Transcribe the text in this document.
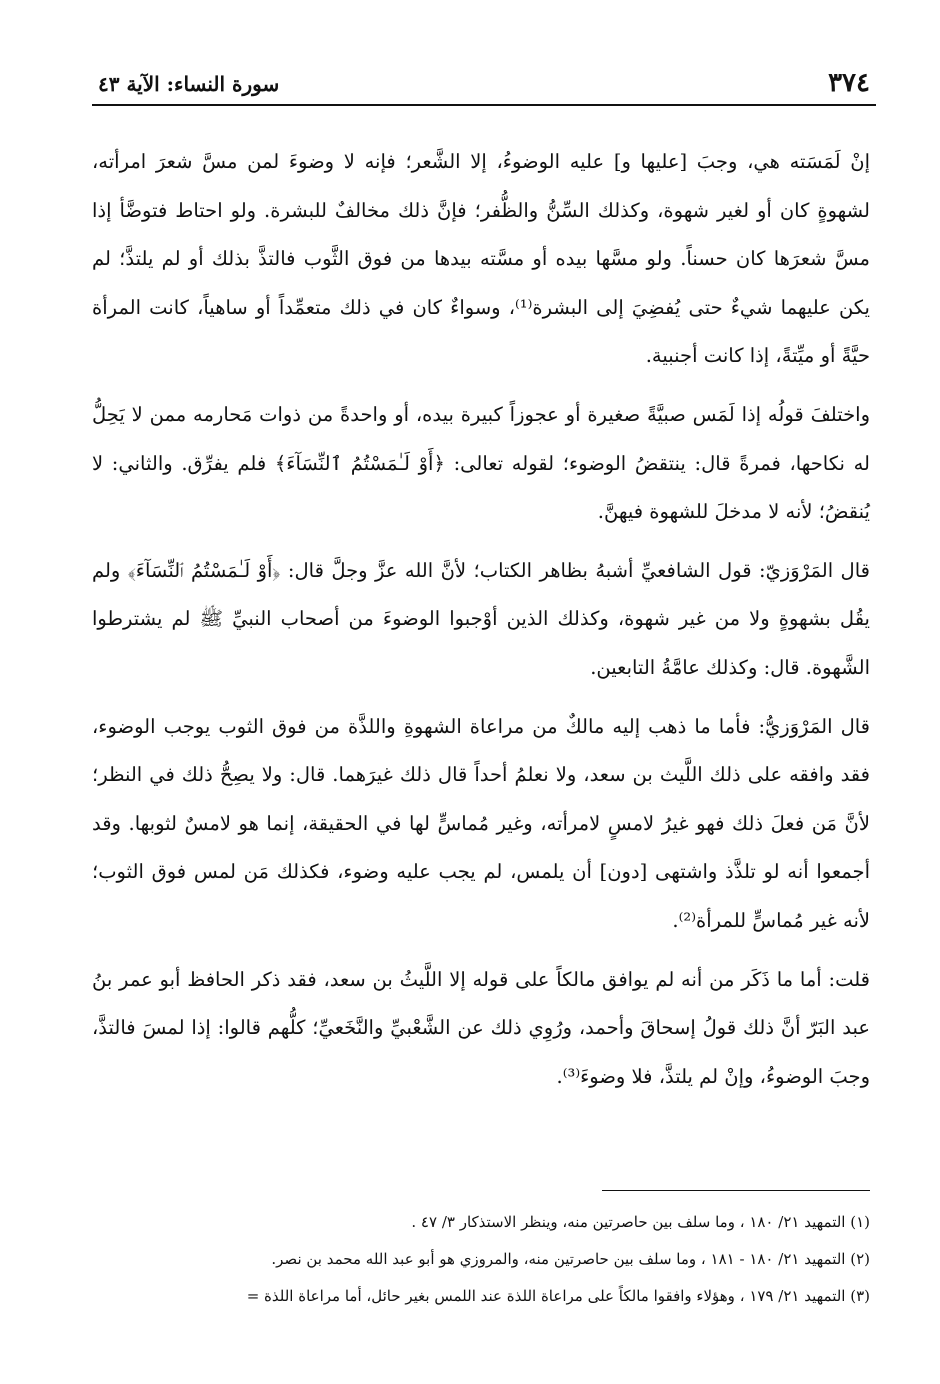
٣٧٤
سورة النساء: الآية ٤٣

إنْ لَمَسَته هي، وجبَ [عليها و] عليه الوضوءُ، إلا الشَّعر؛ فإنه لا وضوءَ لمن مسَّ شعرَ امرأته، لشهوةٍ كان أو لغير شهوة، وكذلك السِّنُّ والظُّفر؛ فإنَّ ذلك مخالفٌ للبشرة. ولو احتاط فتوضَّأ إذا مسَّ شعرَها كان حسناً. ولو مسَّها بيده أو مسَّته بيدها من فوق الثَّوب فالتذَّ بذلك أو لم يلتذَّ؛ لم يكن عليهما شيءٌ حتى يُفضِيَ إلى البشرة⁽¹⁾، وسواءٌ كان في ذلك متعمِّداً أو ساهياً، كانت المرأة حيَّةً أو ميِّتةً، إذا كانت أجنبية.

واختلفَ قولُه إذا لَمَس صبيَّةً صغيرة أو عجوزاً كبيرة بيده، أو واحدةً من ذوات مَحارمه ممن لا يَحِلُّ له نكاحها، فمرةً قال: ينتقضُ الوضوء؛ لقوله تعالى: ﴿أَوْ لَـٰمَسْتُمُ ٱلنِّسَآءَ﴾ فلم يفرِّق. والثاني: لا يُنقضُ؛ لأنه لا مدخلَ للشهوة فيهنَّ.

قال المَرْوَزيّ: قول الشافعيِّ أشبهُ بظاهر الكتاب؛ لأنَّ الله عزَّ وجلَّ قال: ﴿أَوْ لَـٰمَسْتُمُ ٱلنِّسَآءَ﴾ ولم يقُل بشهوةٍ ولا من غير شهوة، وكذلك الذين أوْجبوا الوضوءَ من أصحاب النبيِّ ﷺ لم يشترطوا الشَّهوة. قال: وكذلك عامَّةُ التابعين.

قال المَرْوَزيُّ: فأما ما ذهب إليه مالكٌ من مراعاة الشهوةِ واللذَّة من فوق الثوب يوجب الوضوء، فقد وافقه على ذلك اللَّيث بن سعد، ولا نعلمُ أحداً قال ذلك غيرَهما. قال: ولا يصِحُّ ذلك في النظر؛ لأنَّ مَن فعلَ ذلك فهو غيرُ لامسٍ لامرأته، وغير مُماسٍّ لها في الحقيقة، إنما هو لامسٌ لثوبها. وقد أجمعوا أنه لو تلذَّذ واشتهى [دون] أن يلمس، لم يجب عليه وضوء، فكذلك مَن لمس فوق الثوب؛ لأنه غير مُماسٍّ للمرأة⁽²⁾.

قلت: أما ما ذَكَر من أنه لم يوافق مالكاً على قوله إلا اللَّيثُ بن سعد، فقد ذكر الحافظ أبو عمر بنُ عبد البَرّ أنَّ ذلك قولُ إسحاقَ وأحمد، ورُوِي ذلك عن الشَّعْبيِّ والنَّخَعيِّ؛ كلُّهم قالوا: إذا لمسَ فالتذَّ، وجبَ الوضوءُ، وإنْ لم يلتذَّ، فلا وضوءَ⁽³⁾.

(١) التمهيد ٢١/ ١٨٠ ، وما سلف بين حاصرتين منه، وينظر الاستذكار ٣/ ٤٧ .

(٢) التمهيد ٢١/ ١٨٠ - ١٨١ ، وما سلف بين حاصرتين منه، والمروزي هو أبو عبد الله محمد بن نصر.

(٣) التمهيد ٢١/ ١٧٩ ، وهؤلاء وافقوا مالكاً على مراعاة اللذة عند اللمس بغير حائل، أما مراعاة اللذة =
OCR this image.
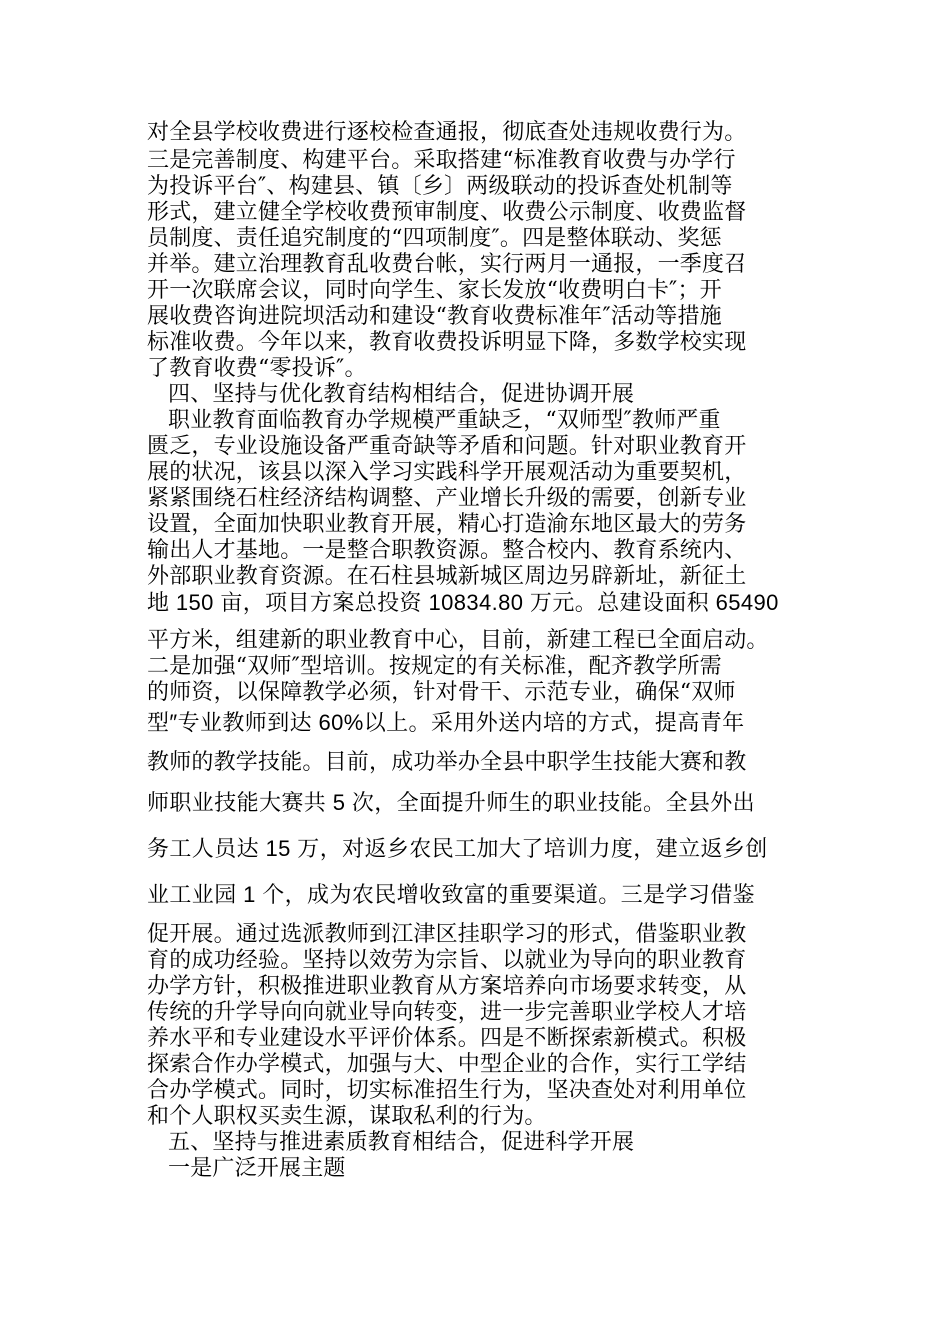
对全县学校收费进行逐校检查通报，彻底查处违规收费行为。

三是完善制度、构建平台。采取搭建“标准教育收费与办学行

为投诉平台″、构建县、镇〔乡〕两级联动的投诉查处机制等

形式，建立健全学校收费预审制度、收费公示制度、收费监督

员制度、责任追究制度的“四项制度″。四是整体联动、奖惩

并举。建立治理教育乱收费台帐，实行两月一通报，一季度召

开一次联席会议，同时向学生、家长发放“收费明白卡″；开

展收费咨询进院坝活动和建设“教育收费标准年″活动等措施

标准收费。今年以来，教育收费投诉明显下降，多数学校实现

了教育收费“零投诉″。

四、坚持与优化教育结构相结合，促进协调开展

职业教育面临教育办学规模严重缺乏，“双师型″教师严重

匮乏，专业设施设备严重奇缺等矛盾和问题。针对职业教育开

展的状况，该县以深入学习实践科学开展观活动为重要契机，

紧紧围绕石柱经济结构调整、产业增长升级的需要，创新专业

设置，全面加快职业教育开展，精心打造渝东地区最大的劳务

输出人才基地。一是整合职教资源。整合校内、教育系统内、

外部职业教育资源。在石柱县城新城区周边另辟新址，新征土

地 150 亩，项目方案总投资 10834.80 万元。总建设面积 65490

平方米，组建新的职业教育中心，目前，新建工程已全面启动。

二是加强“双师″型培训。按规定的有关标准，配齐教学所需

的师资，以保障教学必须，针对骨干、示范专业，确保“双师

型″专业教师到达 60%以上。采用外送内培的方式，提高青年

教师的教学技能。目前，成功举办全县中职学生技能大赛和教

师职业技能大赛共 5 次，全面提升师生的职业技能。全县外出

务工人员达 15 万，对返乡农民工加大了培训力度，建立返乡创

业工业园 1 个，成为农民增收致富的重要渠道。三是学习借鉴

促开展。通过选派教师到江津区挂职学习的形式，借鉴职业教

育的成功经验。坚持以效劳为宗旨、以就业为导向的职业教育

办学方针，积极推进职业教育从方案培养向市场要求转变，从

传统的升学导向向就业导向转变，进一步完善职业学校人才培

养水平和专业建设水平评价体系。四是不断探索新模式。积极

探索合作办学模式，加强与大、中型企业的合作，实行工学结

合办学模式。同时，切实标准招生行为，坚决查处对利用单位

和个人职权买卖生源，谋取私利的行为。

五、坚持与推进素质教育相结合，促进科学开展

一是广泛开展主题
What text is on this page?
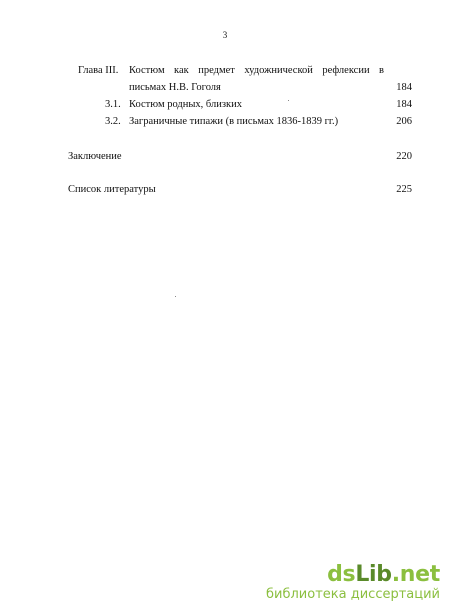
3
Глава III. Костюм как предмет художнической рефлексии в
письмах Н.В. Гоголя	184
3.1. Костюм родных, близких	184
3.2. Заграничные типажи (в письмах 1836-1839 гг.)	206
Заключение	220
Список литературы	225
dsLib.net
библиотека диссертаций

────────

**EXERCISE**
Drop the images and quote the entries word for word.

**OUTPUT**
Transcribe the text in this document.
٣٧٤
سورة النساء: الآية ٤٣

إنْ لَمَسَته هي، وجبَ [عليها و] عليه الوضوءُ، إلا الشَّعر؛ فإنه لا وضوءَ لمن مسَّ شعرَ امرأته، لشهوةٍ كان أو لغير شهوة، وكذلك السِّنُّ والظُّفر؛ فإنَّ ذلك مخالفٌ للبشرة. ولو احتاط فتوضَّأ إذا مسَّ شعرَها كان حسناً. ولو مسَّها بيده أو مسَّته بيدها من فوق الثَّوب فالتذَّ بذلك أو لم يلتذَّ؛ لم يكن عليهما شيءٌ حتى يُفضِيَ إلى البشرة⁽¹⁾، وسواءٌ كان في ذلك متعمِّداً أو ساهياً، كانت المرأة حيَّةً أو ميِّتةً، إذا كانت أجنبية.

واختلفَ قولُه إذا لَمَس صبيَّةً صغيرة أو عجوزاً كبيرة بيده، أو واحدةً من ذوات مَحارمه ممن لا يَحِلُّ له نكاحها، فمرةً قال: ينتقضُ الوضوء؛ لقوله تعالى: ﴿أَوْ لَـٰمَسْتُمُ ٱلنِّسَآءَ﴾ فلم يفرِّق. والثاني: لا يُنقضُ؛ لأنه لا مدخلَ للشهوة فيهنَّ.

قال المَرْوَزيّ: قول الشافعيِّ أشبهُ بظاهر الكتاب؛ لأنَّ الله عزَّ وجلَّ قال: ﴿أَوْ لَـٰمَسْتُمُ ٱلنِّسَآءَ﴾ ولم يقُل بشهوةٍ ولا من غير شهوة، وكذلك الذين أوْجبوا الوضوءَ من أصحاب النبيِّ ﷺ لم يشترطوا الشَّهوة. قال: وكذلك عامَّةُ التابعين.

قال المَرْوَزيُّ: فأما ما ذهب إليه مالكٌ من مراعاة الشهوةِ واللذَّة من فوق الثوب يوجب الوضوء، فقد وافقه على ذلك اللَّيث بن سعد، ولا نعلمُ أحداً قال ذلك غيرَهما. قال: ولا يصِحُّ ذلك في النظر؛ لأنَّ مَن فعلَ ذلك فهو غيرُ لامسٍ لامرأته، وغير مُماسٍّ لها في الحقيقة، إنما هو لامسٌ لثوبها. وقد أجمعوا أنه لو تلذَّذ واشتهى [دون] أن يلمس، لم يجب عليه وضوء، فكذلك مَن لمس فوق الثوب؛ لأنه غير مُماسٍّ للمرأة⁽²⁾.

قلت: أما ما ذَكَر من أنه لم يوافق مالكاً على قوله إلا اللَّيثُ بن سعد، فقد ذكر الحافظ أبو عمر بنُ عبد البَرّ أنَّ ذلك قولُ إسحاقَ وأحمد، ورُوِي ذلك عن الشَّعْبيِّ والنَّخَعيِّ؛ كلُّهم قالوا: إذا لمسَ فالتذَّ، وجبَ الوضوءُ، وإنْ لم يلتذَّ، فلا وضوءَ⁽³⁾.

(١) التمهيد ٢١/ ١٨٠ ، وما سلف بين حاصرتين منه، وينظر الاستذكار ٣/ ٤٧ .

(٢) التمهيد ٢١/ ١٨٠ - ١٨١ ، وما سلف بين حاصرتين منه، والمروزي هو أبو عبد الله محمد بن نصر.

(٣) التمهيد ٢١/ ١٧٩ ، وهؤلاء وافقوا مالكاً على مراعاة اللذة عند اللمس بغير حائل، أما مراعاة اللذة =
OCR this image.
对全县学校收费进行逐校检查通报，彻底查处违规收费行为。

三是完善制度、构建平台。采取搭建“标准教育收费与办学行

为投诉平台″、构建县、镇〔乡〕两级联动的投诉查处机制等

形式，建立健全学校收费预审制度、收费公示制度、收费监督

员制度、责任追究制度的“四项制度″。四是整体联动、奖惩

并举。建立治理教育乱收费台帐，实行两月一通报，一季度召

开一次联席会议，同时向学生、家长发放“收费明白卡″；开

展收费咨询进院坝活动和建设“教育收费标准年″活动等措施

标准收费。今年以来，教育收费投诉明显下降，多数学校实现

了教育收费“零投诉″。

四、坚持与优化教育结构相结合，促进协调开展

职业教育面临教育办学规模严重缺乏，“双师型″教师严重

匮乏，专业设施设备严重奇缺等矛盾和问题。针对职业教育开

展的状况，该县以深入学习实践科学开展观活动为重要契机，

紧紧围绕石柱经济结构调整、产业增长升级的需要，创新专业

设置，全面加快职业教育开展，精心打造渝东地区最大的劳务

输出人才基地。一是整合职教资源。整合校内、教育系统内、

外部职业教育资源。在石柱县城新城区周边另辟新址，新征土

地 150 亩，项目方案总投资 10834.80 万元。总建设面积 65490

平方米，组建新的职业教育中心，目前，新建工程已全面启动。

二是加强“双师″型培训。按规定的有关标准，配齐教学所需

的师资，以保障教学必须，针对骨干、示范专业，确保“双师

型″专业教师到达 60%以上。采用外送内培的方式，提高青年

教师的教学技能。目前，成功举办全县中职学生技能大赛和教

师职业技能大赛共 5 次，全面提升师生的职业技能。全县外出

务工人员达 15 万，对返乡农民工加大了培训力度，建立返乡创

业工业园 1 个，成为农民增收致富的重要渠道。三是学习借鉴

促开展。通过选派教师到江津区挂职学习的形式，借鉴职业教

育的成功经验。坚持以效劳为宗旨、以就业为导向的职业教育

办学方针，积极推进职业教育从方案培养向市场要求转变，从

传统的升学导向向就业导向转变，进一步完善职业学校人才培

养水平和专业建设水平评价体系。四是不断探索新模式。积极

探索合作办学模式，加强与大、中型企业的合作，实行工学结

合办学模式。同时，切实标准招生行为，坚决查处对利用单位

和个人职权买卖生源，谋取私利的行为。

五、坚持与推进素质教育相结合，促进科学开展

一是广泛开展主题
What text is on this page?
3
Глава III. Костюм как предмет художнической рефлексии в
письмах Н.В. Гоголя	184
3.1. Костюм родных, близких	184
3.2. Заграничные типажи (в письмах 1836-1839 гг.)	206
Заключение	220
Список литературы	225
dsLib.net
библиотека диссертаций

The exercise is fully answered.